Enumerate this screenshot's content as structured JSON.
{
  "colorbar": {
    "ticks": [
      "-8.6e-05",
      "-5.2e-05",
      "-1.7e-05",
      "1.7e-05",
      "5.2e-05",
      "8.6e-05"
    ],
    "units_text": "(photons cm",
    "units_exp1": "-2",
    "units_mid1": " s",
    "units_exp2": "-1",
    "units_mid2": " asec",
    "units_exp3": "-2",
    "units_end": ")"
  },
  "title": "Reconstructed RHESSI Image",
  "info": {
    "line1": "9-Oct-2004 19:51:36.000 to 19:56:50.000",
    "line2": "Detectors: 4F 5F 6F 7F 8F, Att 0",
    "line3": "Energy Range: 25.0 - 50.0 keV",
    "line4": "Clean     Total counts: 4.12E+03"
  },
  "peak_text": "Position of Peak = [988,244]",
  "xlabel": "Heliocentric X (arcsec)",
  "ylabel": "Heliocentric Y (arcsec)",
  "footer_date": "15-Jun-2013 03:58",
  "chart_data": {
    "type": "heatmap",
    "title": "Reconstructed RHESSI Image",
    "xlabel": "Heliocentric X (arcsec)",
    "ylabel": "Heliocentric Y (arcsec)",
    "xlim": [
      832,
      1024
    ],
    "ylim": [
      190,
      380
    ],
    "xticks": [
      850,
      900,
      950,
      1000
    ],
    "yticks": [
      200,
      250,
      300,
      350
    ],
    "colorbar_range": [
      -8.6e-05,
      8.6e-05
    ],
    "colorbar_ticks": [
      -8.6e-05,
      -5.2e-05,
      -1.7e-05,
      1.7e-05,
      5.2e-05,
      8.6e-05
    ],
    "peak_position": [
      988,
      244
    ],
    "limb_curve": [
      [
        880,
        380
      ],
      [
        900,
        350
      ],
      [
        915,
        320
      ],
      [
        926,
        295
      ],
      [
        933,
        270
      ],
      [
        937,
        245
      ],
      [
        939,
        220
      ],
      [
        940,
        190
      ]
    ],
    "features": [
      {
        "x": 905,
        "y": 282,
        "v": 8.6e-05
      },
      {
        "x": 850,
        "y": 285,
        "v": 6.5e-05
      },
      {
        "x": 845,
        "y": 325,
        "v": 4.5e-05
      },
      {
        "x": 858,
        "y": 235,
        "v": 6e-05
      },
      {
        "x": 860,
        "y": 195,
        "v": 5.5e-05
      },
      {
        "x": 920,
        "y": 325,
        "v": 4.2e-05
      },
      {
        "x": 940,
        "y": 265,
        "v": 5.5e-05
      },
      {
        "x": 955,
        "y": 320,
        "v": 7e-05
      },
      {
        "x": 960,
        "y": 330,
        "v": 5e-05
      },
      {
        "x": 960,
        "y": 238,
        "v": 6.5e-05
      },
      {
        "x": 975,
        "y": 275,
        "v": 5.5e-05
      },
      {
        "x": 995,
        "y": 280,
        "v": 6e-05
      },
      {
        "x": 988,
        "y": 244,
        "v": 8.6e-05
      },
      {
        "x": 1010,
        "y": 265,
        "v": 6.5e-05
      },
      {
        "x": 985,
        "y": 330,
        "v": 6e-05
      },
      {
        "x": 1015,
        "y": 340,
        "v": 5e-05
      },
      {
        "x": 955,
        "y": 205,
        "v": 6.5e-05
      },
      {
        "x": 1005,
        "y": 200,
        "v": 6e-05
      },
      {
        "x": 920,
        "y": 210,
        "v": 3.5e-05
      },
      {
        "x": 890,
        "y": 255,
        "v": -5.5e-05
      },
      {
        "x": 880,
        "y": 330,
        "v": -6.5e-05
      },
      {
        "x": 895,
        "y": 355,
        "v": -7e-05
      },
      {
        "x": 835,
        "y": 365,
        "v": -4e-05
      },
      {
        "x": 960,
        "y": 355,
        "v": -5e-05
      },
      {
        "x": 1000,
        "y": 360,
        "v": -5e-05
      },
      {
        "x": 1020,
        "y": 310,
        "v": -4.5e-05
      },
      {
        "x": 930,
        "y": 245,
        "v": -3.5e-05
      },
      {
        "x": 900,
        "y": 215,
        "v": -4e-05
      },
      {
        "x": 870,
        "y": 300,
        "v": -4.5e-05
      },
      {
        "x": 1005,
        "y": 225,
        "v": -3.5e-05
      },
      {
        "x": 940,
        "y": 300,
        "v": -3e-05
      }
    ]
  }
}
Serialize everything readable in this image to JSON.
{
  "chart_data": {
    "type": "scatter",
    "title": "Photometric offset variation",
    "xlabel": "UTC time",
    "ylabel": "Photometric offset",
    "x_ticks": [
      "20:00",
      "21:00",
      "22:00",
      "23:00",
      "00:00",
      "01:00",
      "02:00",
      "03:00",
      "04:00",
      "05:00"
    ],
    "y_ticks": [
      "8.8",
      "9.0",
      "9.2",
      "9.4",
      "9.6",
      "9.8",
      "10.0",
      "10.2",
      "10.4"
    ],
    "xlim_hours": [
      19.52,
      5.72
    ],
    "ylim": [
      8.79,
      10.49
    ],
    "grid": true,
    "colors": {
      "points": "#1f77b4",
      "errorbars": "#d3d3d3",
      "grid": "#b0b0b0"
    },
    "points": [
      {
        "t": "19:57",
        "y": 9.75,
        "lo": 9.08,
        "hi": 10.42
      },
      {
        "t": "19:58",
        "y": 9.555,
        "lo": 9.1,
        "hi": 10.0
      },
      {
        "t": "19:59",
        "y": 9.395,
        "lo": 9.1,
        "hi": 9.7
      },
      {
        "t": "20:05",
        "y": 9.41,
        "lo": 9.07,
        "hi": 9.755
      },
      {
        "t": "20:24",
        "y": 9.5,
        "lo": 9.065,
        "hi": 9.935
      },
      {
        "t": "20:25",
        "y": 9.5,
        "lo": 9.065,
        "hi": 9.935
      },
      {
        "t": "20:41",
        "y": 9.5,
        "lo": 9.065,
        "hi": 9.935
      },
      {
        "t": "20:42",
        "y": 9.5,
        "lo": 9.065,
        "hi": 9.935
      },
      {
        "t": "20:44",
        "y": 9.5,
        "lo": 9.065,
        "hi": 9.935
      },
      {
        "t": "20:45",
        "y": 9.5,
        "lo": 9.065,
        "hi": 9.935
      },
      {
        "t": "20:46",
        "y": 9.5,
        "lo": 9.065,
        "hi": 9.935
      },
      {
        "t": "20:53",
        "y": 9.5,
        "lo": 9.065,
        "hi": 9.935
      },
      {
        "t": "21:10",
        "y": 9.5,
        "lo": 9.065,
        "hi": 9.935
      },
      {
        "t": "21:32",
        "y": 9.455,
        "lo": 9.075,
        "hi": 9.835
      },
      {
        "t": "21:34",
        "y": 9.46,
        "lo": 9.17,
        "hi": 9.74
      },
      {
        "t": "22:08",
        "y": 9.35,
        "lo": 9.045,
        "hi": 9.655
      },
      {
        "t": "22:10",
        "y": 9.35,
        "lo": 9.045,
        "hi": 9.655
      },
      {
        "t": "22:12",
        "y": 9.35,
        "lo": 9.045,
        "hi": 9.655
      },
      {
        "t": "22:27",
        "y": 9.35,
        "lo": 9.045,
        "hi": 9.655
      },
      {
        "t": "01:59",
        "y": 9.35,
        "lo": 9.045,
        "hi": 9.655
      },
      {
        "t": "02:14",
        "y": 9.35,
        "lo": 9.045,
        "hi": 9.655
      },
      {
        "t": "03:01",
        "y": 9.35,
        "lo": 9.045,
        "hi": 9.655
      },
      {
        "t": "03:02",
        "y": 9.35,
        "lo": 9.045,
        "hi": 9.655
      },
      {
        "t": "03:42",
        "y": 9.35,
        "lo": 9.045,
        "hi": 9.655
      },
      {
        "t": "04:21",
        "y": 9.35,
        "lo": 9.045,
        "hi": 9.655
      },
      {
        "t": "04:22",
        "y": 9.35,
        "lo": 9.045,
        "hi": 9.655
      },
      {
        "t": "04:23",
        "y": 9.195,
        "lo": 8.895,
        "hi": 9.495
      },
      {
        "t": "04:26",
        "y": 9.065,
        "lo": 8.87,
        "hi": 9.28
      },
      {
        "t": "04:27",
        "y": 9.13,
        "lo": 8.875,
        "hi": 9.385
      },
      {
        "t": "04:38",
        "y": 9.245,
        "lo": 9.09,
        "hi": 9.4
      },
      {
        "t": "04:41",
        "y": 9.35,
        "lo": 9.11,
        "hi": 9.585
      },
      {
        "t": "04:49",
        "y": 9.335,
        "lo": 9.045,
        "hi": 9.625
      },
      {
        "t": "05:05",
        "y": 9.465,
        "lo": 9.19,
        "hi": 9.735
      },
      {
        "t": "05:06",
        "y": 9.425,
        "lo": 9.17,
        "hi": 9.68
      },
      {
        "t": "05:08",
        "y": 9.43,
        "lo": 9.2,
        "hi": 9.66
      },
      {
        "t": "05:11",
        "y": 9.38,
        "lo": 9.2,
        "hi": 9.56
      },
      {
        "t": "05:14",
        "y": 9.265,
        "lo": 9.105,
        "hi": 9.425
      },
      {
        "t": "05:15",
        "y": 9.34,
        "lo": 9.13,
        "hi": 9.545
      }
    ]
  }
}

* [Work to do]: Return from the data every line that holds "this".

* [Exercise response]:
Enumerate this screenshot's content as structured JSON.
Serialize everything readable in this image to JSON.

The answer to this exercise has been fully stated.